• **YOUR INSTRUCTIONS**:
Every line below must be reproduced exactly. Copy them all.

Records from a collection of figures:
:::::

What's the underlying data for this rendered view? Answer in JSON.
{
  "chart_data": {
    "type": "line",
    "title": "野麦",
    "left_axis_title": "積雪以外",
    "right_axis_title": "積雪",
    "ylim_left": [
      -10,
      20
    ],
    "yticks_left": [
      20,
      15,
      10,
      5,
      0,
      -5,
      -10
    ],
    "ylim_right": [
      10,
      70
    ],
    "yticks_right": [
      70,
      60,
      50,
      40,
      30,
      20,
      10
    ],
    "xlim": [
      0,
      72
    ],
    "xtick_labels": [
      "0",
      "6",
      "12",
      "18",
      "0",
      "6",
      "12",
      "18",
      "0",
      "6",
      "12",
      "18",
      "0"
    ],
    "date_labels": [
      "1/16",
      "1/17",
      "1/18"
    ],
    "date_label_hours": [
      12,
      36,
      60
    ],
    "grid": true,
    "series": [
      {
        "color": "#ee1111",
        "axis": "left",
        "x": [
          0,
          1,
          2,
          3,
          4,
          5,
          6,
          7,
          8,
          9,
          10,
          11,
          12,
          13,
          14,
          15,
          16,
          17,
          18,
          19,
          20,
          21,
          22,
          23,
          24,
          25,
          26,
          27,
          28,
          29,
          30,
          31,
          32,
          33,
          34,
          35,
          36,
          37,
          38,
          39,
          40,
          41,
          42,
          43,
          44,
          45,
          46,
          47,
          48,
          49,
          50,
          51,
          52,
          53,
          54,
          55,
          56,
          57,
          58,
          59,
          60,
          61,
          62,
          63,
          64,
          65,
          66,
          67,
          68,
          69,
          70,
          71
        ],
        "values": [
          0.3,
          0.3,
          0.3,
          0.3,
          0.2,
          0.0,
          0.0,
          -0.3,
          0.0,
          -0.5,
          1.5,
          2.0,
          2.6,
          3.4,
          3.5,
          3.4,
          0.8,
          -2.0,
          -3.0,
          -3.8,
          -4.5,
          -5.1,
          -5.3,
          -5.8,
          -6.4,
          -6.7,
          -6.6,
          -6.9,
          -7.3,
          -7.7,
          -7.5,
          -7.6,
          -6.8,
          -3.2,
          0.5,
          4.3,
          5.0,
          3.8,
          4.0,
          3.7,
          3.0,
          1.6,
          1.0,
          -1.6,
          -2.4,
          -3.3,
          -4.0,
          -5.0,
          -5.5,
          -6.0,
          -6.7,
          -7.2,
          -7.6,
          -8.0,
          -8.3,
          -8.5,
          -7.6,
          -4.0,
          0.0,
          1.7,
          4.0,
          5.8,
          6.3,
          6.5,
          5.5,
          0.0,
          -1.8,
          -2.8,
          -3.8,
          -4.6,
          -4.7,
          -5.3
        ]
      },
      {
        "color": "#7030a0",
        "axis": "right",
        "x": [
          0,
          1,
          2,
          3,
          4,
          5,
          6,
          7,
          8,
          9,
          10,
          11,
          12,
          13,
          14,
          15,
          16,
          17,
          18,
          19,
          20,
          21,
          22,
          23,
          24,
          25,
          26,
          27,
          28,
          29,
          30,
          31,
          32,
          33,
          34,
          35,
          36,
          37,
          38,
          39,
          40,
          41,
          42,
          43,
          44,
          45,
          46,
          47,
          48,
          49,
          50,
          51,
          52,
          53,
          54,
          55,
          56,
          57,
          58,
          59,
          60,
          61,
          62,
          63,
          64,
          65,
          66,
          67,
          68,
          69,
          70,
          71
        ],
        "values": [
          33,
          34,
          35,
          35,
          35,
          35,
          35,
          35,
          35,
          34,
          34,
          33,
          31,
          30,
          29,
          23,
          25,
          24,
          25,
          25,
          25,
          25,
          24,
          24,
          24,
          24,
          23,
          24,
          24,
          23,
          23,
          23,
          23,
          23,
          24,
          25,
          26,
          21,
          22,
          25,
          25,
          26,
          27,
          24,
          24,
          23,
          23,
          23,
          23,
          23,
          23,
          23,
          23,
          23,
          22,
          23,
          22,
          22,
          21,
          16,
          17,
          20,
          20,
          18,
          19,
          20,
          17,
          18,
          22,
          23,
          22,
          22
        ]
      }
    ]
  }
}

:::::

• **EXERCISE RESPONSE**:
What's the underlying data for this rendered view? Answer in JSON.
{
  "chart_data": {
    "type": "line",
    "title": "野麦",
    "left_axis_title": "積雪以外",
    "right_axis_title": "積雪",
    "ylim_left": [
      -10,
      20
    ],
    "yticks_left": [
      20,
      15,
      10,
      5,
      0,
      -5,
      -10
    ],
    "ylim_right": [
      10,
      70
    ],
    "yticks_right": [
      70,
      60,
      50,
      40,
      30,
      20,
      10
    ],
    "xlim": [
      0,
      72
    ],
    "xtick_labels": [
      "0",
      "6",
      "12",
      "18",
      "0",
      "6",
      "12",
      "18",
      "0",
      "6",
      "12",
      "18",
      "0"
    ],
    "date_labels": [
      "1/16",
      "1/17",
      "1/18"
    ],
    "date_label_hours": [
      12,
      36,
      60
    ],
    "grid": true,
    "series": [
      {
        "color": "#ee1111",
        "axis": "left",
        "x": [
          0,
          1,
          2,
          3,
          4,
          5,
          6,
          7,
          8,
          9,
          10,
          11,
          12,
          13,
          14,
          15,
          16,
          17,
          18,
          19,
          20,
          21,
          22,
          23,
          24,
          25,
          26,
          27,
          28,
          29,
          30,
          31,
          32,
          33,
          34,
          35,
          36,
          37,
          38,
          39,
          40,
          41,
          42,
          43,
          44,
          45,
          46,
          47,
          48,
          49,
          50,
          51,
          52,
          53,
          54,
          55,
          56,
          57,
          58,
          59,
          60,
          61,
          62,
          63,
          64,
          65,
          66,
          67,
          68,
          69,
          70,
          71
        ],
        "values": [
          0.3,
          0.3,
          0.3,
          0.3,
          0.2,
          0.0,
          0.0,
          -0.3,
          0.0,
          -0.5,
          1.5,
          2.0,
          2.6,
          3.4,
          3.5,
          3.4,
          0.8,
          -2.0,
          -3.0,
          -3.8,
          -4.5,
          -5.1,
          -5.3,
          -5.8,
          -6.4,
          -6.7,
          -6.6,
          -6.9,
          -7.3,
          -7.7,
          -7.5,
          -7.6,
          -6.8,
          -3.2,
          0.5,
          4.3,
          5.0,
          3.8,
          4.0,
          3.7,
          3.0,
          1.6,
          1.0,
          -1.6,
          -2.4,
          -3.3,
          -4.0,
          -5.0,
          -5.5,
          -6.0,
          -6.7,
          -7.2,
          -7.6,
          -8.0,
          -8.3,
          -8.5,
          -7.6,
          -4.0,
          0.0,
          1.7,
          4.0,
          5.8,
          6.3,
          6.5,
          5.5,
          0.0,
          -1.8,
          -2.8,
          -3.8,
          -4.6,
          -4.7,
          -5.3
        ]
      },
      {
        "color": "#7030a0",
        "axis": "right",
        "x": [
          0,
          1,
          2,
          3,
          4,
          5,
          6,
          7,
          8,
          9,
          10,
          11,
          12,
          13,
          14,
          15,
          16,
          17,
          18,
          19,
          20,
          21,
          22,
          23,
          24,
          25,
          26,
          27,
          28,
          29,
          30,
          31,
          32,
          33,
          34,
          35,
          36,
          37,
          38,
          39,
          40,
          41,
          42,
          43,
          44,
          45,
          46,
          47,
          48,
          49,
          50,
          51,
          52,
          53,
          54,
          55,
          56,
          57,
          58,
          59,
          60,
          61,
          62,
          63,
          64,
          65,
          66,
          67,
          68,
          69,
          70,
          71
        ],
        "values": [
          33,
          34,
          35,
          35,
          35,
          35,
          35,
          35,
          35,
          34,
          34,
          33,
          31,
          30,
          29,
          23,
          25,
          24,
          25,
          25,
          25,
          25,
          24,
          24,
          24,
          24,
          23,
          24,
          24,
          23,
          23,
          23,
          23,
          23,
          24,
          25,
          26,
          21,
          22,
          25,
          25,
          26,
          27,
          24,
          24,
          23,
          23,
          23,
          23,
          23,
          23,
          23,
          23,
          23,
          22,
          23,
          22,
          22,
          21,
          16,
          17,
          20,
          20,
          18,
          19,
          20,
          17,
          18,
          22,
          23,
          22,
          22
        ]
      }
    ]
  }
}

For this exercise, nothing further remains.